WRITTEN TASK
Copy every line of the listing exactly.

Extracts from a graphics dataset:
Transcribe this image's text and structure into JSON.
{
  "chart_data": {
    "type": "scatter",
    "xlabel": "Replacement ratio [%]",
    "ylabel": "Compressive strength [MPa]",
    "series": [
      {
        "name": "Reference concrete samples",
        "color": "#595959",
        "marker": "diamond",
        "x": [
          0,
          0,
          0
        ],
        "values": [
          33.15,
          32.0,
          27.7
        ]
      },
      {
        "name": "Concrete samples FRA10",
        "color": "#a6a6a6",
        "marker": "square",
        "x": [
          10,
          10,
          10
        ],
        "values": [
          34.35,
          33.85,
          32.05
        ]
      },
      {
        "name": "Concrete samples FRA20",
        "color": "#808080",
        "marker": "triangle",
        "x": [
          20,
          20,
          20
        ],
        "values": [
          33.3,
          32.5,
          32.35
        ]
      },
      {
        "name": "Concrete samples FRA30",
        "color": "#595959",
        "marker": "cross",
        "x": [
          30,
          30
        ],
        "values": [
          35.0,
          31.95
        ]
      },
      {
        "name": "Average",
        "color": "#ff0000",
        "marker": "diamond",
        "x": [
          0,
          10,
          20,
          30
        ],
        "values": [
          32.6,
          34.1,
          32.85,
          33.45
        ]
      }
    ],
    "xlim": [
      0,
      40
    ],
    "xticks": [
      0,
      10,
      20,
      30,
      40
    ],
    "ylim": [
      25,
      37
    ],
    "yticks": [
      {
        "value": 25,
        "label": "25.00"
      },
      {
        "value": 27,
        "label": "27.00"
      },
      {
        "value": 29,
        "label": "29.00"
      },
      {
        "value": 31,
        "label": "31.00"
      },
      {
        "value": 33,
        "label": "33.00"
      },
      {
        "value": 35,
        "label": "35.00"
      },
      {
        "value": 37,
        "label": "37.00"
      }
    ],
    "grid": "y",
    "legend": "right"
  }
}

TASK ANSWER
Transcribe this image's text and structure into JSON.
{
  "chart_data": {
    "type": "scatter",
    "xlabel": "Replacement ratio [%]",
    "ylabel": "Compressive strength [MPa]",
    "series": [
      {
        "name": "Reference concrete samples",
        "color": "#595959",
        "marker": "diamond",
        "x": [
          0,
          0,
          0
        ],
        "values": [
          33.15,
          32.0,
          27.7
        ]
      },
      {
        "name": "Concrete samples FRA10",
        "color": "#a6a6a6",
        "marker": "square",
        "x": [
          10,
          10,
          10
        ],
        "values": [
          34.35,
          33.85,
          32.05
        ]
      },
      {
        "name": "Concrete samples FRA20",
        "color": "#808080",
        "marker": "triangle",
        "x": [
          20,
          20,
          20
        ],
        "values": [
          33.3,
          32.5,
          32.35
        ]
      },
      {
        "name": "Concrete samples FRA30",
        "color": "#595959",
        "marker": "cross",
        "x": [
          30,
          30
        ],
        "values": [
          35.0,
          31.95
        ]
      },
      {
        "name": "Average",
        "color": "#ff0000",
        "marker": "diamond",
        "x": [
          0,
          10,
          20,
          30
        ],
        "values": [
          32.6,
          34.1,
          32.85,
          33.45
        ]
      }
    ],
    "xlim": [
      0,
      40
    ],
    "xticks": [
      0,
      10,
      20,
      30,
      40
    ],
    "ylim": [
      25,
      37
    ],
    "yticks": [
      {
        "value": 25,
        "label": "25.00"
      },
      {
        "value": 27,
        "label": "27.00"
      },
      {
        "value": 29,
        "label": "29.00"
      },
      {
        "value": 31,
        "label": "31.00"
      },
      {
        "value": 33,
        "label": "33.00"
      },
      {
        "value": 35,
        "label": "35.00"
      },
      {
        "value": 37,
        "label": "37.00"
      }
    ],
    "grid": "y",
    "legend": "right"
  }
}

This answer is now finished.